**Aim:** Count how many lines of the material contain the string "does", then give that number and nothing more.

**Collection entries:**
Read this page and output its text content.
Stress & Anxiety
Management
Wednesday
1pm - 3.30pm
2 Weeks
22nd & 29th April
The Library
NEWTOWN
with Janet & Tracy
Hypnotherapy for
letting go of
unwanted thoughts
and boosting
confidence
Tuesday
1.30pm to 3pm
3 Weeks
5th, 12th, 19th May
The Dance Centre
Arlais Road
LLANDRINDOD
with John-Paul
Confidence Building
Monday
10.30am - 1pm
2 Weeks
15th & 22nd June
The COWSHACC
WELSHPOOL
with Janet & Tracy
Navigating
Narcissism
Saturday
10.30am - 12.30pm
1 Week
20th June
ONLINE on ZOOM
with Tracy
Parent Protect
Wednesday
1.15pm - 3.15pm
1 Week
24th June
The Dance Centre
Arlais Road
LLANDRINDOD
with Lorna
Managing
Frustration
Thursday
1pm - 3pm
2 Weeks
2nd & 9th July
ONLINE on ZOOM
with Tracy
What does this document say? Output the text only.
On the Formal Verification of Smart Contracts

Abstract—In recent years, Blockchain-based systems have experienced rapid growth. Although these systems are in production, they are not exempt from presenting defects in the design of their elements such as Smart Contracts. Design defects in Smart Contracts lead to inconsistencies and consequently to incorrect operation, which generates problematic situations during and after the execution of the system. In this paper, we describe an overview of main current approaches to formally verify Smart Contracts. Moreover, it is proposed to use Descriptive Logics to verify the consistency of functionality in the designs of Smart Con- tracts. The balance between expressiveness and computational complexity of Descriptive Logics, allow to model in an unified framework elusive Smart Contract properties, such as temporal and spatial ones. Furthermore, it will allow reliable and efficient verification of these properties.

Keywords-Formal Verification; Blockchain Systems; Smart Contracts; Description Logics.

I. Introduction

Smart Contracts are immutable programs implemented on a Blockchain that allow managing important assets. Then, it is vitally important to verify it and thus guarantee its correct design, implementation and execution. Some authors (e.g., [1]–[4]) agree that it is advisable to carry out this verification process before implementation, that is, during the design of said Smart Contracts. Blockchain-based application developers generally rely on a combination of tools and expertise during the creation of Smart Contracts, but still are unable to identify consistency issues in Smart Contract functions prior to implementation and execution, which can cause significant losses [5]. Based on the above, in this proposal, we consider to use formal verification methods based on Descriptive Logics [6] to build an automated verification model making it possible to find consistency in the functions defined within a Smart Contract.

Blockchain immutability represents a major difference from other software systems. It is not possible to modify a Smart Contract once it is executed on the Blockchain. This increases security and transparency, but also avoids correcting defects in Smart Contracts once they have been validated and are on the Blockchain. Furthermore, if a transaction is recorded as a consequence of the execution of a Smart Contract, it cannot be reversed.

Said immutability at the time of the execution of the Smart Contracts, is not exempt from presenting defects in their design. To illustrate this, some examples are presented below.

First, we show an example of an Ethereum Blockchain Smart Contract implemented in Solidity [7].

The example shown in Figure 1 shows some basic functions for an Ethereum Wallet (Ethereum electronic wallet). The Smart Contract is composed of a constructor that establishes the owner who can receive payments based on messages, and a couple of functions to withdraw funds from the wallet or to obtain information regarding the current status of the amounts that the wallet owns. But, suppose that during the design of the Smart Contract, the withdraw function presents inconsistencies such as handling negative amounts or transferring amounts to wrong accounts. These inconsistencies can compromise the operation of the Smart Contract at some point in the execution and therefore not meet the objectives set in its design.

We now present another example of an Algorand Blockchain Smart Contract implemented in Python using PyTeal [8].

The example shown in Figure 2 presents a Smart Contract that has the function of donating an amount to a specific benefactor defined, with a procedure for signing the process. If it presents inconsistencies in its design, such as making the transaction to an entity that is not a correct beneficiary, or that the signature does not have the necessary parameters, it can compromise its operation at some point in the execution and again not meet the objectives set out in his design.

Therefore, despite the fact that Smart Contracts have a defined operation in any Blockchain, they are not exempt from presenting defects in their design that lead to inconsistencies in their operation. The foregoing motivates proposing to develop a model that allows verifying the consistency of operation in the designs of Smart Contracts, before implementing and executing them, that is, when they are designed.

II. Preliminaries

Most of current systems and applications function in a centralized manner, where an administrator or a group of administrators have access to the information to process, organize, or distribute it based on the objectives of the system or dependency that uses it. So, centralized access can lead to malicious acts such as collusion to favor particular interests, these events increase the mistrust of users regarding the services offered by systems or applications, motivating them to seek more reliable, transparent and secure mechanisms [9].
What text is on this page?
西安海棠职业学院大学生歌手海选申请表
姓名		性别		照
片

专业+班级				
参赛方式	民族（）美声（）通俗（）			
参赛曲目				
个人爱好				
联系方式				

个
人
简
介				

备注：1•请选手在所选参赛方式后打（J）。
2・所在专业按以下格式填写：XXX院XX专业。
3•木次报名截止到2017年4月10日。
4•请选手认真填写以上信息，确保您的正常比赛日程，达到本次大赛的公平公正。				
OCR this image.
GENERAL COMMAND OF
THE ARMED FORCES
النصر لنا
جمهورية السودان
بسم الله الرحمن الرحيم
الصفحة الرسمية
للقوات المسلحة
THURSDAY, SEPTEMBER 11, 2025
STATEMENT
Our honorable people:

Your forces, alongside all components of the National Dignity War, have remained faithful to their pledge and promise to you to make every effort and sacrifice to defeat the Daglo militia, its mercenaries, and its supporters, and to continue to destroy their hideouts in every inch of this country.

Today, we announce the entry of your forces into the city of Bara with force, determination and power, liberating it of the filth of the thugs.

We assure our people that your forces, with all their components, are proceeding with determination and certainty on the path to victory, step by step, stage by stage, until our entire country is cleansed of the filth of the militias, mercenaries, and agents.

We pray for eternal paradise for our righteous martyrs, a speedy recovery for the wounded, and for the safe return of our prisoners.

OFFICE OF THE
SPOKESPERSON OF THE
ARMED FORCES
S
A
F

**Exercise answer:** 2